**Direction:** Return the whole listing exactly as it stands.

====

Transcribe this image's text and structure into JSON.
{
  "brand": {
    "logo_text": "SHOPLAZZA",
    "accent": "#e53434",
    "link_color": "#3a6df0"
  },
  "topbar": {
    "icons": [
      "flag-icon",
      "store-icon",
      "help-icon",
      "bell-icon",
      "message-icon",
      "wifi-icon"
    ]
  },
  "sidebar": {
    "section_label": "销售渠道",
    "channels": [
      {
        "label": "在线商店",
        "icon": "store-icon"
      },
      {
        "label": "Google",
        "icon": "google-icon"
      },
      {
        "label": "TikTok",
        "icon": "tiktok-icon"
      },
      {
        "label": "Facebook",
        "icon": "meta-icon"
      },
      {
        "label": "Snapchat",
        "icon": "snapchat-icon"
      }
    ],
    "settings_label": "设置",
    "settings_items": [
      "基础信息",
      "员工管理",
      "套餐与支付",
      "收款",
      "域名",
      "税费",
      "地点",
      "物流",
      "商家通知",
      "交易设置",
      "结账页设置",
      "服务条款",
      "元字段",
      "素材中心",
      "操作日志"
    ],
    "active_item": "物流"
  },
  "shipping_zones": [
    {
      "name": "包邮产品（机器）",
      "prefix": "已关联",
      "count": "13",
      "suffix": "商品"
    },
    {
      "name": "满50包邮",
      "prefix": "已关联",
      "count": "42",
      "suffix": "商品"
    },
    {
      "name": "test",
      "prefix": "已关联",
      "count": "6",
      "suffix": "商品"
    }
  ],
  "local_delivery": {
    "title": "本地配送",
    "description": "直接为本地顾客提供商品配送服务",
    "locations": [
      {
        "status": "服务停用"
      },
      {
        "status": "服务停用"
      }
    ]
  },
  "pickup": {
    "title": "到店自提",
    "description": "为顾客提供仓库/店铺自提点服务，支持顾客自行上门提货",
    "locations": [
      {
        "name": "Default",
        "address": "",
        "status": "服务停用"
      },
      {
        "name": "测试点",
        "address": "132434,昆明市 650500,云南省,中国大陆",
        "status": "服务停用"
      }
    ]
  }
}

====

**Full output:**
Transcribe this image's text and structure into JSON.
{
  "brand": {
    "logo_text": "SHOPLAZZA",
    "accent": "#e53434",
    "link_color": "#3a6df0"
  },
  "topbar": {
    "icons": [
      "flag-icon",
      "store-icon",
      "help-icon",
      "bell-icon",
      "message-icon",
      "wifi-icon"
    ]
  },
  "sidebar": {
    "section_label": "销售渠道",
    "channels": [
      {
        "label": "在线商店",
        "icon": "store-icon"
      },
      {
        "label": "Google",
        "icon": "google-icon"
      },
      {
        "label": "TikTok",
        "icon": "tiktok-icon"
      },
      {
        "label": "Facebook",
        "icon": "meta-icon"
      },
      {
        "label": "Snapchat",
        "icon": "snapchat-icon"
      }
    ],
    "settings_label": "设置",
    "settings_items": [
      "基础信息",
      "员工管理",
      "套餐与支付",
      "收款",
      "域名",
      "税费",
      "地点",
      "物流",
      "商家通知",
      "交易设置",
      "结账页设置",
      "服务条款",
      "元字段",
      "素材中心",
      "操作日志"
    ],
    "active_item": "物流"
  },
  "shipping_zones": [
    {
      "name": "包邮产品（机器）",
      "prefix": "已关联",
      "count": "13",
      "suffix": "商品"
    },
    {
      "name": "满50包邮",
      "prefix": "已关联",
      "count": "42",
      "suffix": "商品"
    },
    {
      "name": "test",
      "prefix": "已关联",
      "count": "6",
      "suffix": "商品"
    }
  ],
  "local_delivery": {
    "title": "本地配送",
    "description": "直接为本地顾客提供商品配送服务",
    "locations": [
      {
        "status": "服务停用"
      },
      {
        "status": "服务停用"
      }
    ]
  },
  "pickup": {
    "title": "到店自提",
    "description": "为顾客提供仓库/店铺自提点服务，支持顾客自行上门提货",
    "locations": [
      {
        "name": "Default",
        "address": "",
        "status": "服务停用"
      },
      {
        "name": "测试点",
        "address": "132434,昆明市 650500,云南省,中国大陆",
        "status": "服务停用"
      }
    ]
  }
}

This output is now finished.